Work required
Find how many lines of the listing below include the word "имѣли", then report the number by itself.

Data provided
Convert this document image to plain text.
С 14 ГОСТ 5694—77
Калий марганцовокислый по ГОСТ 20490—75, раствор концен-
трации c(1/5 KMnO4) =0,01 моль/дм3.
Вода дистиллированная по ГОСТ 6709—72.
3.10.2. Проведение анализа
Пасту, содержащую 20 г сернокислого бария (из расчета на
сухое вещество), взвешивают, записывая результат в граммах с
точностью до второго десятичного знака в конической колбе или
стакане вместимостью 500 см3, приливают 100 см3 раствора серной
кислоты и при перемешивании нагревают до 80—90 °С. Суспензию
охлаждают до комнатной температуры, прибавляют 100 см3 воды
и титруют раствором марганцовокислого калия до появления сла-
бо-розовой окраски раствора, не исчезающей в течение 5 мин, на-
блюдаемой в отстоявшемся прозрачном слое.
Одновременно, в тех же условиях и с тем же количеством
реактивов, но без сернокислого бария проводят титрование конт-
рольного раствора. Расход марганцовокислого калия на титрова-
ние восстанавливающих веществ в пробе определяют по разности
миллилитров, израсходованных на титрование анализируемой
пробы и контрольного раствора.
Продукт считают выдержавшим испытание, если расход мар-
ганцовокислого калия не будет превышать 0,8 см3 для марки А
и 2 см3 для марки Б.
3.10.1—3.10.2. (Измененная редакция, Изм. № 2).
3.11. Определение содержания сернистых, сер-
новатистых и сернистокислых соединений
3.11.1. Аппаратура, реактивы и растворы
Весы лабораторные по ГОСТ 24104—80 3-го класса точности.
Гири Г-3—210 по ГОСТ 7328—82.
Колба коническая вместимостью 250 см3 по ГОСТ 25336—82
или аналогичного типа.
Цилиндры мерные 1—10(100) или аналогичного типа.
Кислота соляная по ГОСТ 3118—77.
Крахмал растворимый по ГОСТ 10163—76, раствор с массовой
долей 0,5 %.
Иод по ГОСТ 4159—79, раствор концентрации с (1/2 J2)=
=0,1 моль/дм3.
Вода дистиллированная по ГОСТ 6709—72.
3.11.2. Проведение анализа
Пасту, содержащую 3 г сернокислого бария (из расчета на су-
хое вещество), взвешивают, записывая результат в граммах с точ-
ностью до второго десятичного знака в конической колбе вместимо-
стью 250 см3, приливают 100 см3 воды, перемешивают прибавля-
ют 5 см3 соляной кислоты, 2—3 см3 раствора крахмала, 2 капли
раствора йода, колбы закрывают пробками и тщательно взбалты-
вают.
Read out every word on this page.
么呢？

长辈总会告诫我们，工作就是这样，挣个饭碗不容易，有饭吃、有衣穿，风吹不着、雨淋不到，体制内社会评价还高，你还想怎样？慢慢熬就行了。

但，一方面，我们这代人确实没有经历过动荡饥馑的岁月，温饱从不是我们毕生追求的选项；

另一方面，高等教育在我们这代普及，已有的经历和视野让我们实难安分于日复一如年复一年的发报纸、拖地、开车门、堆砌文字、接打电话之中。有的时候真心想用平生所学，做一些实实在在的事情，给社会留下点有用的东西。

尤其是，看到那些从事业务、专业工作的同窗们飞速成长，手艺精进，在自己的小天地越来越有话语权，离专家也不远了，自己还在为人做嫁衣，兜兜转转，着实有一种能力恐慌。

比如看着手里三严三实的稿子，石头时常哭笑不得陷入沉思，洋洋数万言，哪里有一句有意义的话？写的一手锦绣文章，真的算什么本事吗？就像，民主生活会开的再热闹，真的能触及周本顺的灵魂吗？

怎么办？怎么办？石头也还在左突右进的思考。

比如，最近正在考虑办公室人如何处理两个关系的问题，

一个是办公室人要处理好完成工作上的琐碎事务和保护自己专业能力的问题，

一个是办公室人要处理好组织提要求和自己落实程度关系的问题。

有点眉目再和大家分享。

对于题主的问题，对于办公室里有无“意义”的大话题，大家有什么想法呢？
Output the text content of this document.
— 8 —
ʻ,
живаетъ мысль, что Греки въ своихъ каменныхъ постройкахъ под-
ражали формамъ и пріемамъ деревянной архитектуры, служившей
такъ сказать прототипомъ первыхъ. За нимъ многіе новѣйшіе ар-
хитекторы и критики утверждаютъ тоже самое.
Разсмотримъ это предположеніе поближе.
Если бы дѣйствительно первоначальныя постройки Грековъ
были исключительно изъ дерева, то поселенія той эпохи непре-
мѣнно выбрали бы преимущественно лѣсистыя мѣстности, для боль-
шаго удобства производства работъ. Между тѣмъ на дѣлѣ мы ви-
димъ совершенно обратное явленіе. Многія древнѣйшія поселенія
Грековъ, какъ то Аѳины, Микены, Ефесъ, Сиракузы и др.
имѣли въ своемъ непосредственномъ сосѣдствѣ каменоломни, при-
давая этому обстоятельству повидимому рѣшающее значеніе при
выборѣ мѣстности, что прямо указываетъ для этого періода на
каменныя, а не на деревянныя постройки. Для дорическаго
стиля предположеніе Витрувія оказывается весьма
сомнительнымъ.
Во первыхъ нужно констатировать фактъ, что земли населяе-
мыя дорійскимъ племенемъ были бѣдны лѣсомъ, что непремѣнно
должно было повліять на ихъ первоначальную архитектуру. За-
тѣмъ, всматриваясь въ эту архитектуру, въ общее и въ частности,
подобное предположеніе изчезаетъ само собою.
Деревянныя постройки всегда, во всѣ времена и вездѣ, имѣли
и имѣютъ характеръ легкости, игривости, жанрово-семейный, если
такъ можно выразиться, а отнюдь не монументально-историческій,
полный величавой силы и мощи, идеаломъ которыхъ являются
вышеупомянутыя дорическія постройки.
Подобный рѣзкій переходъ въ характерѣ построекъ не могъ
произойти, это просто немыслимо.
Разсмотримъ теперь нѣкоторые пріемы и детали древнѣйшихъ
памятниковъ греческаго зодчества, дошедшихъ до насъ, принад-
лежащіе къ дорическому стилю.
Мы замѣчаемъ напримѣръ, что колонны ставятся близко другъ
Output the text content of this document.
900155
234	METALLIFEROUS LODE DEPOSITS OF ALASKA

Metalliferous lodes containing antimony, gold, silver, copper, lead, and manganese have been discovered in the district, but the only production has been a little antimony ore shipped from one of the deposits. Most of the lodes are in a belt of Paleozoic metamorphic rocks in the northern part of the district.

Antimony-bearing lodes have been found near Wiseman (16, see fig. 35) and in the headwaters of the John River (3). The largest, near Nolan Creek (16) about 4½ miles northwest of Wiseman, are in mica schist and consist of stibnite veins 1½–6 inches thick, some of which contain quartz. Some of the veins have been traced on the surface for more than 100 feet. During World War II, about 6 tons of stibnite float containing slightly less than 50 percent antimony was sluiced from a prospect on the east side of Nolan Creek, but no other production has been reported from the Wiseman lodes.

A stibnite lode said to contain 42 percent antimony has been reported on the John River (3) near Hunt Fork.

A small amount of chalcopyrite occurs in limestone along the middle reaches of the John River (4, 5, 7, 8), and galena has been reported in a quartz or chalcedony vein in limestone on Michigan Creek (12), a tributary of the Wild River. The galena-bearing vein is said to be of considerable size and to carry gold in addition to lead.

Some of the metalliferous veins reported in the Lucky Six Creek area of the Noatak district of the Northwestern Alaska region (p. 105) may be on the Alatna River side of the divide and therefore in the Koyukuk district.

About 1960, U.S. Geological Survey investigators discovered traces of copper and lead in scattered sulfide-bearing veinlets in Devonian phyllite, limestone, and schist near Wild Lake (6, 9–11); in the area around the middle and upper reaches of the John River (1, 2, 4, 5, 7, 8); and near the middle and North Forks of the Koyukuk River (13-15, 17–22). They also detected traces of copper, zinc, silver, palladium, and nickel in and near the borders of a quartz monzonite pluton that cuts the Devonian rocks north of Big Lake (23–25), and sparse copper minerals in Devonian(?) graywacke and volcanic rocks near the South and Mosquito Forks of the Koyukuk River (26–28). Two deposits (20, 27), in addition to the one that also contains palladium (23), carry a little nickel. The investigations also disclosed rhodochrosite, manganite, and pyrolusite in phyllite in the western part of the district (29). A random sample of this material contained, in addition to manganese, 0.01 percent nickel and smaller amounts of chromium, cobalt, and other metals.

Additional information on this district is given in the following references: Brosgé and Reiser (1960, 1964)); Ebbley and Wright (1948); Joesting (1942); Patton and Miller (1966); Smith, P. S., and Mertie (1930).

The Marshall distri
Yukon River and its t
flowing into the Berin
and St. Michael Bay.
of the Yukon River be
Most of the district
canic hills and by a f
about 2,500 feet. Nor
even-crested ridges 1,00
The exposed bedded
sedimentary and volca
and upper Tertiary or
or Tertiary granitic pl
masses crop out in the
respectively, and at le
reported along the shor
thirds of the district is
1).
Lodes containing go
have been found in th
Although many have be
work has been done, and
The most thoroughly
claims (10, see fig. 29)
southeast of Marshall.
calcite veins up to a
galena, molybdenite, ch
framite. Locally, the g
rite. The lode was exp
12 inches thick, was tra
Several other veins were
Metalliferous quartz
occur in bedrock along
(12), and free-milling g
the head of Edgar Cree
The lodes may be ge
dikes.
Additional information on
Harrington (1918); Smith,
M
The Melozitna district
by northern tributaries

Problem solution
2